PROBLEM TO WORK ON: What lines of the data hold the string "page"? Pull each one out.

--- start RECORDS TO PROCESS ---

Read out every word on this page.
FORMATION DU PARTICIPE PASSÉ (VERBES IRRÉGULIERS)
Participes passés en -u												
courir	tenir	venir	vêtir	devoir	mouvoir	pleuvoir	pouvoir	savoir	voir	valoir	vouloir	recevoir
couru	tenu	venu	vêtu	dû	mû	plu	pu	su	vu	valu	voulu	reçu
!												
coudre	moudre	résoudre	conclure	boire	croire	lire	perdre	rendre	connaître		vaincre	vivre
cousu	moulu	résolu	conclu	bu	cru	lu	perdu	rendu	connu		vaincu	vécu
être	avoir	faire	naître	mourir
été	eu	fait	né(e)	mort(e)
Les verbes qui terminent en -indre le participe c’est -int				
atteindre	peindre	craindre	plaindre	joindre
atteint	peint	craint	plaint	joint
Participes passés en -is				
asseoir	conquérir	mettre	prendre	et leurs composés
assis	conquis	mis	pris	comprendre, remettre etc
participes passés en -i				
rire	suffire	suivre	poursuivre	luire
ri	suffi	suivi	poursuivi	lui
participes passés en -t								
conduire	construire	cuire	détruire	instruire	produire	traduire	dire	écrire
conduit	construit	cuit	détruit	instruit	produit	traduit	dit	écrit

--- end RECORDS TO PROCESS ---
--- start RECORDS TO PROCESS ---

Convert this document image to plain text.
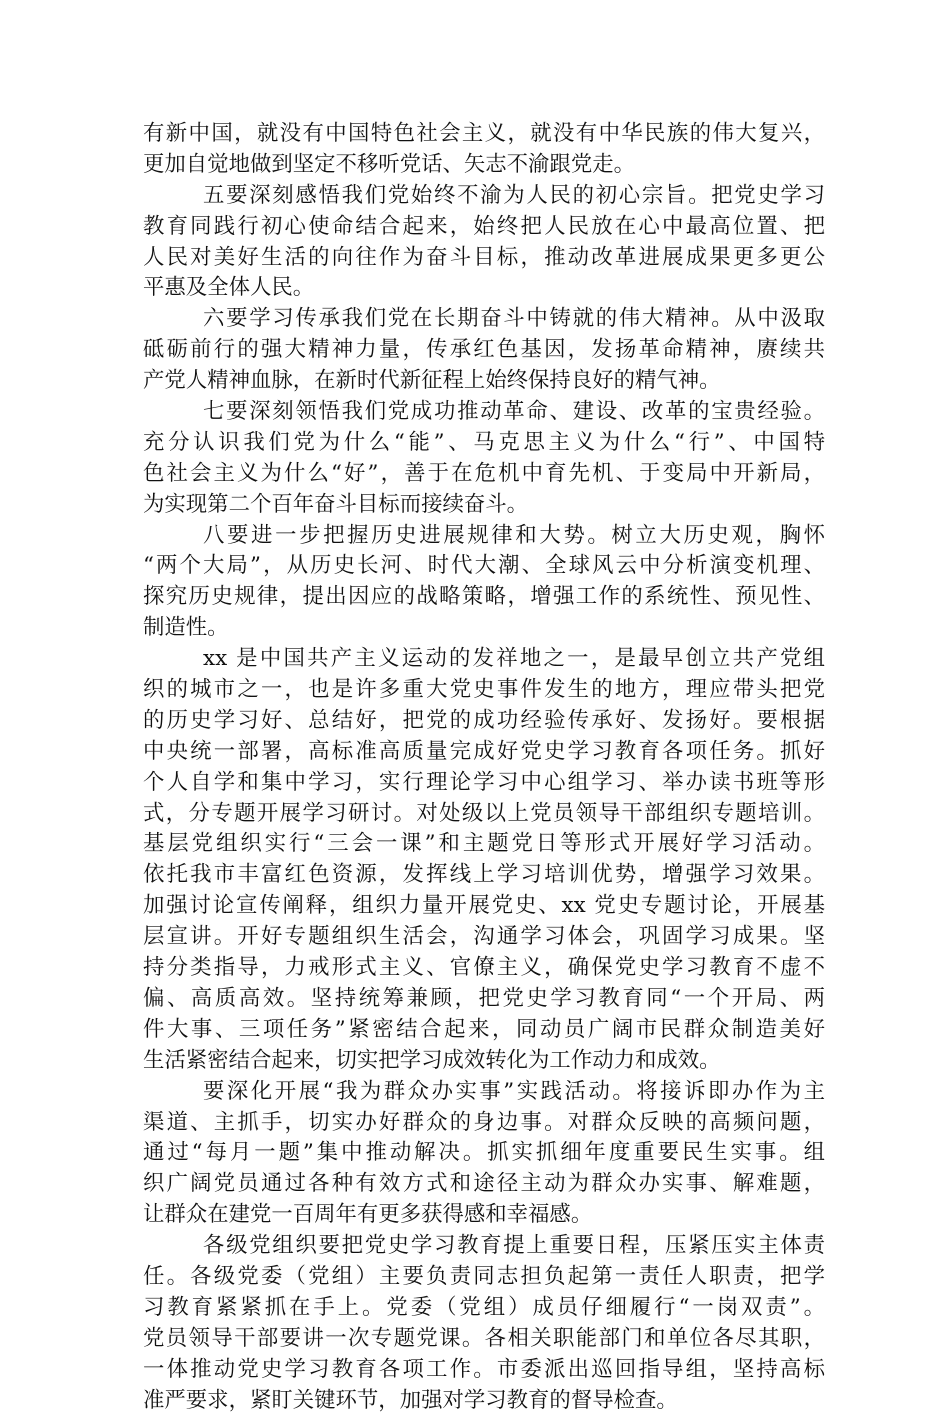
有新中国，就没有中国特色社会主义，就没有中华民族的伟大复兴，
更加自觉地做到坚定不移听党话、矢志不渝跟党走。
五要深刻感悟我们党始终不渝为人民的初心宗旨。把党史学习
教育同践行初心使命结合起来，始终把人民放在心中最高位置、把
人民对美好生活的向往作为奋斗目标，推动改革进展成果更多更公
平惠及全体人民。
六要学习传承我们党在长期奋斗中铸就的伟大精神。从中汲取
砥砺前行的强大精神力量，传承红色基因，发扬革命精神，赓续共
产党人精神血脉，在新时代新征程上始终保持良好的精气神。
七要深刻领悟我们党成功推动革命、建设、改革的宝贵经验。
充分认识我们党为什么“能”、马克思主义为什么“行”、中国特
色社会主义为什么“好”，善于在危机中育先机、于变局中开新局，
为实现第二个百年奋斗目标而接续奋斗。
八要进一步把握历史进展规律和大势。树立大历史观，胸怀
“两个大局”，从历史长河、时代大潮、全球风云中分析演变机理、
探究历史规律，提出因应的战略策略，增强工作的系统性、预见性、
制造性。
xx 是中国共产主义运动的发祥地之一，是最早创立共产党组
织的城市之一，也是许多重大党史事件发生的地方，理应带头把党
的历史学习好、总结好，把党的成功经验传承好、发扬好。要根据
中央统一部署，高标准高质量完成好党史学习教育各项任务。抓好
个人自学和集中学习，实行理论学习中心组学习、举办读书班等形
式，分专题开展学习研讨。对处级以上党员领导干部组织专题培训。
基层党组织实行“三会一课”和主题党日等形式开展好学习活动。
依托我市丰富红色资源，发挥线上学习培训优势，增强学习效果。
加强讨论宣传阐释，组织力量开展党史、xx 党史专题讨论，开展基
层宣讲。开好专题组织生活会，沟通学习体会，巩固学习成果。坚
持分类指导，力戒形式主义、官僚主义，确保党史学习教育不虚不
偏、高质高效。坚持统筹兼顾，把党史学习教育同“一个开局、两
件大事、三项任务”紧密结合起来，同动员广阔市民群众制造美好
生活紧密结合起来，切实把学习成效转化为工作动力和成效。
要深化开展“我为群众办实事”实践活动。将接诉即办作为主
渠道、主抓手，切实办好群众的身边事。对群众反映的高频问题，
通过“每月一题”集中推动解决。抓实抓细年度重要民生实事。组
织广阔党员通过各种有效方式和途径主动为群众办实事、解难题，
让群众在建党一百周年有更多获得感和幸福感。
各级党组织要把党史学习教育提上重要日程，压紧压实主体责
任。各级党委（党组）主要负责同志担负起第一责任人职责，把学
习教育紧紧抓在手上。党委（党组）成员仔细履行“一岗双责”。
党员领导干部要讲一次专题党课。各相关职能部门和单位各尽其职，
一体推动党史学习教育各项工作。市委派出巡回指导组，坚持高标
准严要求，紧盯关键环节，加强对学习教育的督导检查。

--- end RECORDS TO PROCESS ---
--- start RECORDS TO PROCESS ---

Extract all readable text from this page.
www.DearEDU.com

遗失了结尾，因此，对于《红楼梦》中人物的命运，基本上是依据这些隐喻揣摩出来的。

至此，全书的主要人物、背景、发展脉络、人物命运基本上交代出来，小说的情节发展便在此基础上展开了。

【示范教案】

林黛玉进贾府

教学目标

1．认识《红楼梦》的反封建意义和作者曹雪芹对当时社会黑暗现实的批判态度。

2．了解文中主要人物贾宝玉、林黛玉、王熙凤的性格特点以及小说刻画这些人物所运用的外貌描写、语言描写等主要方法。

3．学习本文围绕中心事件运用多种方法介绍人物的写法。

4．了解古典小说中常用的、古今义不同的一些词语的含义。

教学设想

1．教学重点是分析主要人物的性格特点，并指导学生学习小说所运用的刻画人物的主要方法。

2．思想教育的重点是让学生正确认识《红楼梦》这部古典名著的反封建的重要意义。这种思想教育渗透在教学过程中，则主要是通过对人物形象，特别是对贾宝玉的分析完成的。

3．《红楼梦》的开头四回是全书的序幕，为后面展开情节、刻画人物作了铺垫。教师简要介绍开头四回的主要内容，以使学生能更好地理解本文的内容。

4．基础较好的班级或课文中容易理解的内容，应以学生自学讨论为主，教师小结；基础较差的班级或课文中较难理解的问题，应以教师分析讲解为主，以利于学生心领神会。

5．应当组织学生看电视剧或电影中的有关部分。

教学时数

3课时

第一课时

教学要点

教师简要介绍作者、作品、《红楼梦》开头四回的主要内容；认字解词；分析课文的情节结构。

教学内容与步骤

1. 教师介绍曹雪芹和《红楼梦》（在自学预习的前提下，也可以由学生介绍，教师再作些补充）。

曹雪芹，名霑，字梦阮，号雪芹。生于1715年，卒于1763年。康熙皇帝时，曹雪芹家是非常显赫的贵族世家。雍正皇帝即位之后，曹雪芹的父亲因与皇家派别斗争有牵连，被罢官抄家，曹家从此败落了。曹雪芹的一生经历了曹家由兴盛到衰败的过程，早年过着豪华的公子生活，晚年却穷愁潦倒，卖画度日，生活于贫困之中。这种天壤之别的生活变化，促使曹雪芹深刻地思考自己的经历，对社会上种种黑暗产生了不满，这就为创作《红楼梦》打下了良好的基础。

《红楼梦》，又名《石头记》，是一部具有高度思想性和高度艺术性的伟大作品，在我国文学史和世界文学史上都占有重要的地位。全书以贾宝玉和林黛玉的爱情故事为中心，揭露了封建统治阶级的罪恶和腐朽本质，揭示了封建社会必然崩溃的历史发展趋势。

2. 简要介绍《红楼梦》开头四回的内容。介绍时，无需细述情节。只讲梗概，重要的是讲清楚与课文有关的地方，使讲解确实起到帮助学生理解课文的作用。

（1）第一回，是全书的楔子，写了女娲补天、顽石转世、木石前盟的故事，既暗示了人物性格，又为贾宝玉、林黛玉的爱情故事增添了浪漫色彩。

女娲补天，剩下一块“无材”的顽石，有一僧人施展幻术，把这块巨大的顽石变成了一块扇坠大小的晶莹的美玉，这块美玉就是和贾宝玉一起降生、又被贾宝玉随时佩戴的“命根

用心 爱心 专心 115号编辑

--- end RECORDS TO PROCESS ---

ANSWER TO THE EXERCISE:
Read out every word on this page.
Extract all readable text from this page.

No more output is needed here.